TASK
Gather up the lines that contain "name".

──────── RECORDS FOR THE TASK

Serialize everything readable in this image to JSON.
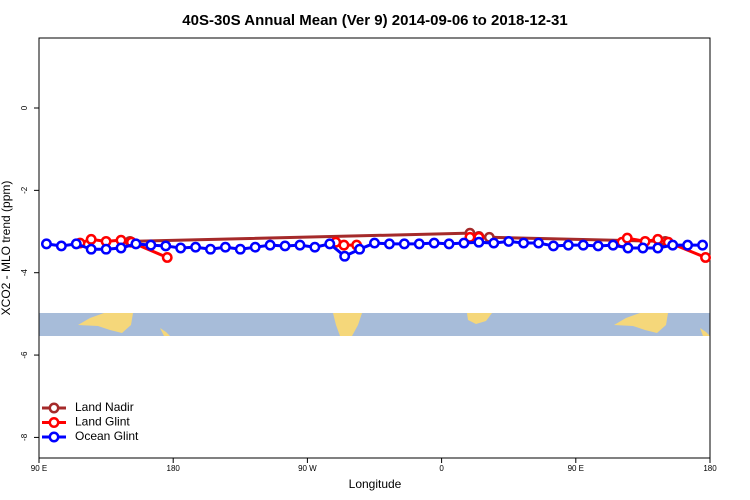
{
  "chart_data": {
    "type": "line",
    "title": "40S-30S Annual Mean (Ver 9)   2014-09-06 to 2018-12-31",
    "x_label": "Longitude",
    "y_label": "XCO2 - MLO trend (ppm)",
    "xlim": [
      90,
      540
    ],
    "xticks": [
      {
        "value": 90,
        "label": "90 E"
      },
      {
        "value": 180,
        "label": "180"
      },
      {
        "value": 270,
        "label": "90 W"
      },
      {
        "value": 360,
        "label": "0"
      },
      {
        "value": 450,
        "label": "90 E"
      },
      {
        "value": 540,
        "label": "180"
      }
    ],
    "ylim": [
      -8.5,
      1.7
    ],
    "yticks": [
      0,
      -2,
      -4,
      -6,
      -8
    ],
    "legend": "bottom-left",
    "series": [
      {
        "name": "Land Nadir",
        "color": "#a52a2a",
        "x": [
          151,
          379,
          385,
          392,
          510
        ],
        "values": [
          -3.24,
          -3.04,
          -3.12,
          -3.14,
          -3.24
        ]
      },
      {
        "name": "Land Glint",
        "color": "#ff0000",
        "x": [
          117.5,
          125,
          135,
          145,
          152,
          176,
          240,
          289,
          294.5,
          303,
          340,
          379,
          385,
          440,
          481,
          484.5,
          496.5,
          505,
          512,
          537
        ],
        "values": [
          -3.28,
          -3.19,
          -3.24,
          -3.21,
          -3.26,
          -3.63,
          null,
          -3.26,
          -3.33,
          -3.33,
          null,
          -3.14,
          -3.14,
          null,
          -3.26,
          -3.16,
          -3.24,
          -3.19,
          -3.26,
          -3.63
        ]
      },
      {
        "name": "Ocean Glint",
        "color": "#0000ff",
        "x": [
          95,
          105,
          115,
          125,
          135,
          145,
          155,
          165,
          175,
          185,
          195,
          205,
          215,
          225,
          235,
          245,
          255,
          265,
          275,
          285,
          295,
          305,
          315,
          325,
          335,
          345,
          355,
          365,
          375,
          385,
          395,
          405,
          415,
          425,
          435,
          445,
          455,
          465,
          475,
          485,
          495,
          505,
          515,
          525,
          535
        ],
        "values": [
          -3.3,
          -3.35,
          -3.3,
          -3.43,
          -3.43,
          -3.4,
          -3.3,
          -3.33,
          -3.35,
          -3.4,
          -3.38,
          -3.43,
          -3.38,
          -3.43,
          -3.38,
          -3.33,
          -3.35,
          -3.33,
          -3.38,
          -3.3,
          -3.6,
          -3.43,
          -3.28,
          -3.3,
          -3.3,
          -3.3,
          -3.28,
          -3.3,
          -3.28,
          -3.26,
          -3.28,
          -3.24,
          -3.28,
          -3.28,
          -3.35,
          -3.33,
          -3.33,
          -3.35,
          -3.33,
          -3.4,
          -3.4,
          -3.4,
          -3.33,
          -3.33,
          -3.33
        ]
      }
    ]
  }
}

────────────────

SOLUTION TO THIS PROBLEM
        "name": "Land Nadir",
        "name": "Land Glint",
        "name": "Ocean Glint",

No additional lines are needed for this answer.